((

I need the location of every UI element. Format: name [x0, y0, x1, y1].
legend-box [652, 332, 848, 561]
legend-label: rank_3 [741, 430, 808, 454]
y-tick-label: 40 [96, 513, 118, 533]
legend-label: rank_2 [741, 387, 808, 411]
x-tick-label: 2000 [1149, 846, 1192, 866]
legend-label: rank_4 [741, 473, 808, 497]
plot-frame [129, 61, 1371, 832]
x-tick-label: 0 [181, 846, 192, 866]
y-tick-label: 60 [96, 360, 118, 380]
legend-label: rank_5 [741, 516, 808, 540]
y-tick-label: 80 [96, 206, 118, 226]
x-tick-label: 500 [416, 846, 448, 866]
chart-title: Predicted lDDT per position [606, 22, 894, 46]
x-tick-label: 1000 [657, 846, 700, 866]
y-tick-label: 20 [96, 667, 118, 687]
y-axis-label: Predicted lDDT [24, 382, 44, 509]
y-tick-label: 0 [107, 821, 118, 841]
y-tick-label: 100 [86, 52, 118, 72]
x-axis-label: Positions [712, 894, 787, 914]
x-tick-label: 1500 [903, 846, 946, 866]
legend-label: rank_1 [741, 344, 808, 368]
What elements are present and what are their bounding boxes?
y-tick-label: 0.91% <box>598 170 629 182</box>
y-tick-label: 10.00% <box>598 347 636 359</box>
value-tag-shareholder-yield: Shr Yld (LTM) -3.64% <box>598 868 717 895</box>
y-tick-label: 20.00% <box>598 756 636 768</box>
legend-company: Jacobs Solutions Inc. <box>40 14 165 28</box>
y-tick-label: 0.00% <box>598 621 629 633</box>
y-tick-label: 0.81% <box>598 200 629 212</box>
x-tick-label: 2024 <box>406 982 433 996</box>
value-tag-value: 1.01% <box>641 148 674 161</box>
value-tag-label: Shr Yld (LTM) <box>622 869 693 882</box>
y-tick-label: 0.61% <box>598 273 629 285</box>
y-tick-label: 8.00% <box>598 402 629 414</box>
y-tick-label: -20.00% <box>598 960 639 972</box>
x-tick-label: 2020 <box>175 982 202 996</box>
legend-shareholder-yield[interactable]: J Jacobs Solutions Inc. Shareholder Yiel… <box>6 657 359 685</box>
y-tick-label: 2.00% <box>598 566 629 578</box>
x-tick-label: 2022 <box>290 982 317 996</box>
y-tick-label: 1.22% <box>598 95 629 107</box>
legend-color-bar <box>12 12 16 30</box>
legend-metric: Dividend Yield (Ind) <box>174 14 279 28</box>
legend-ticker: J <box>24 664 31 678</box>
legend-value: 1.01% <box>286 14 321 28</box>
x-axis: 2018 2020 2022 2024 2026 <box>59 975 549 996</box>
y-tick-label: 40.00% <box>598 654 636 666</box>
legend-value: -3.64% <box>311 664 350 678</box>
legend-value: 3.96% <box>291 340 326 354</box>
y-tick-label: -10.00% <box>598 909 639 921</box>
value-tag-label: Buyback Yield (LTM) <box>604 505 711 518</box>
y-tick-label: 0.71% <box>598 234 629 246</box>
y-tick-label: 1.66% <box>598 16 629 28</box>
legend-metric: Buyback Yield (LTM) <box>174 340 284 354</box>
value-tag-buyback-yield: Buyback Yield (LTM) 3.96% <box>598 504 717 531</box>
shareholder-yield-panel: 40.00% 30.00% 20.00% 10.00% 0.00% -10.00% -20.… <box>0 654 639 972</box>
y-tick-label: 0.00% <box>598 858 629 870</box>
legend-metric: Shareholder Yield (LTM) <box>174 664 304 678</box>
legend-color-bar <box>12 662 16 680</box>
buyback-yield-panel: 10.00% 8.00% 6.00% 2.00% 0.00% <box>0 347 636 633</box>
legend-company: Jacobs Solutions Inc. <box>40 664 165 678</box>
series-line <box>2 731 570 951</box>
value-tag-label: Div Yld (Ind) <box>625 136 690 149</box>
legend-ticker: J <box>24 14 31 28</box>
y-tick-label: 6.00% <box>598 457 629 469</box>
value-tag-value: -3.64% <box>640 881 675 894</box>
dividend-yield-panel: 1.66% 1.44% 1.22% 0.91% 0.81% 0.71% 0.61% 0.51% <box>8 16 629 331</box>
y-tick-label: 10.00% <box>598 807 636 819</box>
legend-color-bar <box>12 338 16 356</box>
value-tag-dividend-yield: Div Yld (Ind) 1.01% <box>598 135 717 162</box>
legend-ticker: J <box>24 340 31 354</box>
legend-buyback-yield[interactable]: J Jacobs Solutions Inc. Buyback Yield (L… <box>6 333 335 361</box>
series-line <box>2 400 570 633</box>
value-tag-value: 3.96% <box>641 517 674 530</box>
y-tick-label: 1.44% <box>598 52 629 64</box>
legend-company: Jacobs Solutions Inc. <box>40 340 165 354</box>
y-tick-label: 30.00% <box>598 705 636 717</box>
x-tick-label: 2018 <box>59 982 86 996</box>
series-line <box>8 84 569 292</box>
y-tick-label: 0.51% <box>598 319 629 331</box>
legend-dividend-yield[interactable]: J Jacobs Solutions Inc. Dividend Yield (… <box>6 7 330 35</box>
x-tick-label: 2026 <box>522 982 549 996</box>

))

Exercise objective - Convert every line of the listing above into a JSON array of strings, one string per line, leaving out any blank lines.

Answer to this problem -
[
  "I need the location of every UI element. Format: name [x0, y0, x1, y1].",
  "legend-box [652, 332, 848, 561]",
  "legend-label: rank_3 [741, 430, 808, 454]",
  "y-tick-label: 40 [96, 513, 118, 533]",
  "legend-label: rank_2 [741, 387, 808, 411]",
  "x-tick-label: 2000 [1149, 846, 1192, 866]",
  "legend-label: rank_4 [741, 473, 808, 497]",
  "plot-frame [129, 61, 1371, 832]",
  "x-tick-label: 0 [181, 846, 192, 866]",
  "y-tick-label: 60 [96, 360, 118, 380]",
  "legend-label: rank_5 [741, 516, 808, 540]",
  "y-tick-label: 80 [96, 206, 118, 226]",
  "x-tick-label: 500 [416, 846, 448, 866]",
  "chart-title: Predicted lDDT per position [606, 22, 894, 46]",
  "x-tick-label: 1000 [657, 846, 700, 866]",
  "y-tick-label: 20 [96, 667, 118, 687]",
  "y-axis-label: Predicted lDDT [24, 382, 44, 509]",
  "y-tick-label: 0 [107, 821, 118, 841]",
  "y-tick-label: 100 [86, 52, 118, 72]",
  "x-axis-label: Positions [712, 894, 787, 914]",
  "x-tick-label: 1500 [903, 846, 946, 866]",
  "legend-label: rank_1 [741, 344, 808, 368]",
  "What elements are present and what are their bounding boxes?",
  "y-tick-label: 0.91% <box>598 170 629 182</box>",
  "y-tick-label: 10.00% <box>598 347 636 359</box>",
  "value-tag-shareholder-yield: Shr Yld (LTM) -3.64% <box>598 868 717 895</box>",
  "y-tick-label: 20.00% <box>598 756 636 768</box>",
  "legend-company: Jacobs Solutions Inc. <box>40 14 165 28</box>",
  "y-tick-label: 0.00% <box>598 621 629 633</box>",
  "y-tick-label: 0.81% <box>598 200 629 212</box>",
  "x-tick-label: 2024 <box>406 982 433 996</box>",
  "value-tag-value: 1.01% <box>641 148 674 161</box>",
  "value-tag-label: Shr Yld (LTM) <box>622 869 693 882</box>",
  "y-tick-label: 0.61% <box>598 273 629 285</box>",
  "y-tick-label: 8.00% <box>598 402 629 414</box>",
  "y-tick-label: -20.00% <box>598 960 639 972</box>",
  "x-tick-label: 2020 <box>175 982 202 996</box>",
  "legend-shareholder-yield[interactable]: J Jacobs Solutions Inc. Shareholder Yiel… <box>6 657 359 685</box>",
  "y-tick-label: 2.00% <box>598 566 629 578</box>",
  "x-tick-label: 2022 <box>290 982 317 996</box>",
  "y-tick-label: 1.22% <box>598 95 629 107</box>",
  "legend-color-bar <box>12 12 16 30</box>",
  "legend-metric: Dividend Yield (Ind) <box>174 14 279 28</box>",
  "legend-ticker: J <box>24 664 31 678</box>",
  "legend-value: 1.01% <box>286 14 321 28</box>",
  "x-axis: 2018 2020 2022 2024 2026 <box>59 975 549 996</box>",
  "y-tick-label: 40.00% <box>598 654 636 666</box>",
  "legend-value: -3.64% <box>311 664 350 678</box>",
  "legend-value: 3.96% <box>291 340 326 354</box>",
  "y-tick-label: -10.00% <box>598 909 639 921</box>",
  "value-tag-label: Buyback Yield (LTM) <box>604 505 711 518</box>",
  "y-tick-label: 0.71% <box>598 234 629 246</box>",
  "y-tick-label: 1.66% <box>598 16 629 28</box>",
  "legend-metric: Buyback Yield (LTM) <box>174 340 284 354</box>",
  "value-tag-buyback-yield: Buyback Yield (LTM) 3.96% <box>598 504 717 531</box>",
  "shareholder-yield-panel: 40.00% 30.00% 20.00% 10.00% 0.00% -10.00% -20.… <box>0 654 639 972</box>",
  "y-tick-label: 0.00% <box>598 858 629 870</box>",
  "legend-metric: Shareholder Yield (LTM) <box>174 664 304 678</box>",
  "legend-color-bar <box>12 662 16 680</box>",
  "buyback-yield-panel: 10.00% 8.00% 6.00% 2.00% 0.00% <box>0 347 636 633</box>",
  "legend-company: Jacobs Solutions Inc. <box>40 664 165 678</box>",
  "series-line <box>2 731 570 951</box>",
  "value-tag-label: Div Yld (Ind) <box>625 136 690 149</box>",
  "legend-ticker: J <box>24 14 31 28</box>",
  "y-tick-label: 6.00% <box>598 457 629 469</box>",
  "value-tag-value: -3.64% <box>640 881 675 894</box>",
  "dividend-yield-panel: 1.66% 1.44% 1.22% 0.91% 0.81% 0.71% 0.61% 0.51% <box>8 16 629 331</box>",
  "y-tick-label: 10.00% <box>598 807 636 819</box>",
  "legend-color-bar <box>12 338 16 356</box>",
  "value-tag-dividend-yield: Div Yld (Ind) 1.01% <box>598 135 717 162</box>",
  "legend-ticker: J <box>24 340 31 354</box>",
  "legend-buyback-yield[interactable]: J Jacobs Solutions Inc. Buyback Yield (L… <box>6 333 335 361</box>",
  "series-line <box>2 400 570 633</box>",
  "value-tag-value: 3.96% <box>641 517 674 530</box>",
  "y-tick-label: 1.44% <box>598 52 629 64</box>",
  "legend-company: Jacobs Solutions Inc. <box>40 340 165 354</box>",
  "y-tick-label: 30.00% <box>598 705 636 717</box>",
  "x-tick-label: 2018 <box>59 982 86 996</box>",
  "series-line <box>8 84 569 292</box>",
  "y-tick-label: 0.51% <box>598 319 629 331</box>",
  "legend-dividend-yield[interactable]: J Jacobs Solutions Inc. Dividend Yield (… <box>6 7 330 35</box>",
  "x-tick-label: 2026 <box>522 982 549 996</box>"
]